**Brief**
Type out all the records word for word. Any pictures are to be left out.
══ Supplied material
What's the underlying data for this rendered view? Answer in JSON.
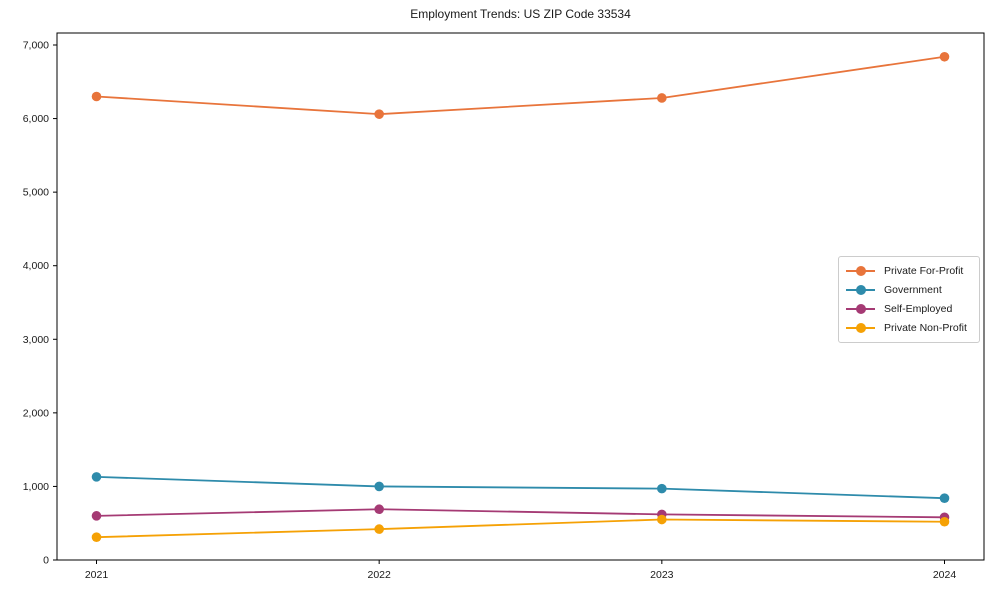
{
  "chart_data": {
    "type": "line",
    "title": "Employment Trends: US ZIP Code 33534",
    "xlabel": "",
    "ylabel": "",
    "x_labels": [
      "2021",
      "2022",
      "2023",
      "2024"
    ],
    "y_ticks": [
      0,
      1000,
      2000,
      3000,
      4000,
      5000,
      6000,
      7000
    ],
    "y_tick_labels": [
      "0",
      "1,000",
      "2,000",
      "3,000",
      "4,000",
      "5,000",
      "6,000",
      "7,000"
    ],
    "ylim": [
      0,
      7163
    ],
    "grid": false,
    "legend_position": "center-right",
    "axis_color": "#000000",
    "background_color": "#ffffff",
    "series": [
      {
        "name": "Private For-Profit",
        "color": "#e8743b",
        "values": [
          6300,
          6060,
          6280,
          6840
        ]
      },
      {
        "name": "Government",
        "color": "#2e8bab",
        "values": [
          1130,
          1000,
          970,
          840
        ]
      },
      {
        "name": "Self-Employed",
        "color": "#a53a74",
        "values": [
          600,
          690,
          620,
          580
        ]
      },
      {
        "name": "Private Non-Profit",
        "color": "#f5a105",
        "values": [
          310,
          420,
          550,
          520
        ]
      }
    ]
  }
}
════
**Exercise answer**
What's the underlying data for this rendered view? Answer in JSON.
{
  "chart_data": {
    "type": "line",
    "title": "Employment Trends: US ZIP Code 33534",
    "xlabel": "",
    "ylabel": "",
    "x_labels": [
      "2021",
      "2022",
      "2023",
      "2024"
    ],
    "y_ticks": [
      0,
      1000,
      2000,
      3000,
      4000,
      5000,
      6000,
      7000
    ],
    "y_tick_labels": [
      "0",
      "1,000",
      "2,000",
      "3,000",
      "4,000",
      "5,000",
      "6,000",
      "7,000"
    ],
    "ylim": [
      0,
      7163
    ],
    "grid": false,
    "legend_position": "center-right",
    "axis_color": "#000000",
    "background_color": "#ffffff",
    "series": [
      {
        "name": "Private For-Profit",
        "color": "#e8743b",
        "values": [
          6300,
          6060,
          6280,
          6840
        ]
      },
      {
        "name": "Government",
        "color": "#2e8bab",
        "values": [
          1130,
          1000,
          970,
          840
        ]
      },
      {
        "name": "Self-Employed",
        "color": "#a53a74",
        "values": [
          600,
          690,
          620,
          580
        ]
      },
      {
        "name": "Private Non-Profit",
        "color": "#f5a105",
        "values": [
          310,
          420,
          550,
          520
        ]
      }
    ]
  }
}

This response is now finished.